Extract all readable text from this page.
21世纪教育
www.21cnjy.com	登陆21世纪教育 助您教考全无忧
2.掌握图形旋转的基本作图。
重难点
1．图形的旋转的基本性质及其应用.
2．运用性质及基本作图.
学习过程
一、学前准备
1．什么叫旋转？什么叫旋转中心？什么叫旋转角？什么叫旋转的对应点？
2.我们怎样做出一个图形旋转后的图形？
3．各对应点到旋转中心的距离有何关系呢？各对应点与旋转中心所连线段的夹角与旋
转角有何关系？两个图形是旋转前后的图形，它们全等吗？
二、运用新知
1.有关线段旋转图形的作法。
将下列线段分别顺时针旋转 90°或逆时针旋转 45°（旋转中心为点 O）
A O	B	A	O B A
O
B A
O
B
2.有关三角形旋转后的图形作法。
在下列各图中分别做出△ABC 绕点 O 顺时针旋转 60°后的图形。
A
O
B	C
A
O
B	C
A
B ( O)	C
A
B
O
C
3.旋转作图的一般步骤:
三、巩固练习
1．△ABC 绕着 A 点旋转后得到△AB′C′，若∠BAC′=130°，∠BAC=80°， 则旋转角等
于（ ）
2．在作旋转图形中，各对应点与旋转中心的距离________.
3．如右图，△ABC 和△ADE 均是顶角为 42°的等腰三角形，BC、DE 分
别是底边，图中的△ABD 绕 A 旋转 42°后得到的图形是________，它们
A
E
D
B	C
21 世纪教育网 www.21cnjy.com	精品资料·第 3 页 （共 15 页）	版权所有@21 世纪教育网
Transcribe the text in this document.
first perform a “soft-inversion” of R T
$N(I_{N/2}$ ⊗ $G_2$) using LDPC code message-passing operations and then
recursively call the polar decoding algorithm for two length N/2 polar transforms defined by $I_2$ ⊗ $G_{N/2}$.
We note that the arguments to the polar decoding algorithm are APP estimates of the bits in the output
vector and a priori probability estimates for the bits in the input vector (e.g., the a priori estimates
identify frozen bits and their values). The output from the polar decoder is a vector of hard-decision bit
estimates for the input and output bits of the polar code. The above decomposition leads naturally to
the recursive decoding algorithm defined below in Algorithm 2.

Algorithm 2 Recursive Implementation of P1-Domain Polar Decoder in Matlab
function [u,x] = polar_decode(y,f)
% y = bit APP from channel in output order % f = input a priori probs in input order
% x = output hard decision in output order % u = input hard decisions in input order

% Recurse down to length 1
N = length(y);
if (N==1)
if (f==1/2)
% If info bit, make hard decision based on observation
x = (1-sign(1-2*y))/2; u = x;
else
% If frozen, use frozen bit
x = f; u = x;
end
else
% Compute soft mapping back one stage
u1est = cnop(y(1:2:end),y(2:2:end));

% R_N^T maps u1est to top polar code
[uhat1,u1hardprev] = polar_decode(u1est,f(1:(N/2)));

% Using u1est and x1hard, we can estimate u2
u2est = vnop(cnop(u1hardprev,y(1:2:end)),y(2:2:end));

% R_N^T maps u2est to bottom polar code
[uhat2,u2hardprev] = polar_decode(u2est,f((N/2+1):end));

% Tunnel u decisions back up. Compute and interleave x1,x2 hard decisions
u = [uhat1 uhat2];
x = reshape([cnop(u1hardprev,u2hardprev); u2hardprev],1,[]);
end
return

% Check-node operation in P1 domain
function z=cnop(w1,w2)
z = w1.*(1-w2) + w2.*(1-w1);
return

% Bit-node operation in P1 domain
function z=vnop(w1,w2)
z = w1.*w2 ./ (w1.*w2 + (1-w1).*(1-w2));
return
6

- **Exercise instructions**
From the records above, extract everything verbatim.

- **Exercise result**
Extract all readable text from this page.
21世纪教育
www.21cnjy.com	登陆21世纪教育 助您教考全无忧
2.掌握图形旋转的基本作图。
重难点
1．图形的旋转的基本性质及其应用.
2．运用性质及基本作图.
学习过程
一、学前准备
1．什么叫旋转？什么叫旋转中心？什么叫旋转角？什么叫旋转的对应点？
2.我们怎样做出一个图形旋转后的图形？
3．各对应点到旋转中心的距离有何关系呢？各对应点与旋转中心所连线段的夹角与旋
转角有何关系？两个图形是旋转前后的图形，它们全等吗？
二、运用新知
1.有关线段旋转图形的作法。
将下列线段分别顺时针旋转 90°或逆时针旋转 45°（旋转中心为点 O）
A O	B	A	O B A
O
B A
O
B
2.有关三角形旋转后的图形作法。
在下列各图中分别做出△ABC 绕点 O 顺时针旋转 60°后的图形。
A
O
B	C
A
O
B	C
A
B ( O)	C
A
B
O
C
3.旋转作图的一般步骤:
三、巩固练习
1．△ABC 绕着 A 点旋转后得到△AB′C′，若∠BAC′=130°，∠BAC=80°， 则旋转角等
于（ ）
2．在作旋转图形中，各对应点与旋转中心的距离________.
3．如右图，△ABC 和△ADE 均是顶角为 42°的等腰三角形，BC、DE 分
别是底边，图中的△ABD 绕 A 旋转 42°后得到的图形是________，它们
A
E
D
B	C
21 世纪教育网 www.21cnjy.com	精品资料·第 3 页 （共 15 页）	版权所有@21 世纪教育网
Transcribe the text in this document.
first perform a “soft-inversion” of R T
$N(I_{N/2}$ ⊗ $G_2$) using LDPC code message-passing operations and then
recursively call the polar decoding algorithm for two length N/2 polar transforms defined by $I_2$ ⊗ $G_{N/2}$.
We note that the arguments to the polar decoding algorithm are APP estimates of the bits in the output
vector and a priori probability estimates for the bits in the input vector (e.g., the a priori estimates
identify frozen bits and their values). The output from the polar decoder is a vector of hard-decision bit
estimates for the input and output bits of the polar code. The above decomposition leads naturally to
the recursive decoding algorithm defined below in Algorithm 2.

Algorithm 2 Recursive Implementation of P1-Domain Polar Decoder in Matlab
function [u,x] = polar_decode(y,f)
% y = bit APP from channel in output order % f = input a priori probs in input order
% x = output hard decision in output order % u = input hard decisions in input order

% Recurse down to length 1
N = length(y);
if (N==1)
if (f==1/2)
% If info bit, make hard decision based on observation
x = (1-sign(1-2*y))/2; u = x;
else
% If frozen, use frozen bit
x = f; u = x;
end
else
% Compute soft mapping back one stage
u1est = cnop(y(1:2:end),y(2:2:end));

% R_N^T maps u1est to top polar code
[uhat1,u1hardprev] = polar_decode(u1est,f(1:(N/2)));

% Using u1est and x1hard, we can estimate u2
u2est = vnop(cnop(u1hardprev,y(1:2:end)),y(2:2:end));

% R_N^T maps u2est to bottom polar code
[uhat2,u2hardprev] = polar_decode(u2est,f((N/2+1):end));

% Tunnel u decisions back up. Compute and interleave x1,x2 hard decisions
u = [uhat1 uhat2];
x = reshape([cnop(u1hardprev,u2hardprev); u2hardprev],1,[]);
end
return

% Check-node operation in P1 domain
function z=cnop(w1,w2)
z = w1.*(1-w2) + w2.*(1-w1);
return

% Bit-node operation in P1 domain
function z=vnop(w1,w2)
z = w1.*w2 ./ (w1.*w2 + (1-w1).*(1-w2));
return
6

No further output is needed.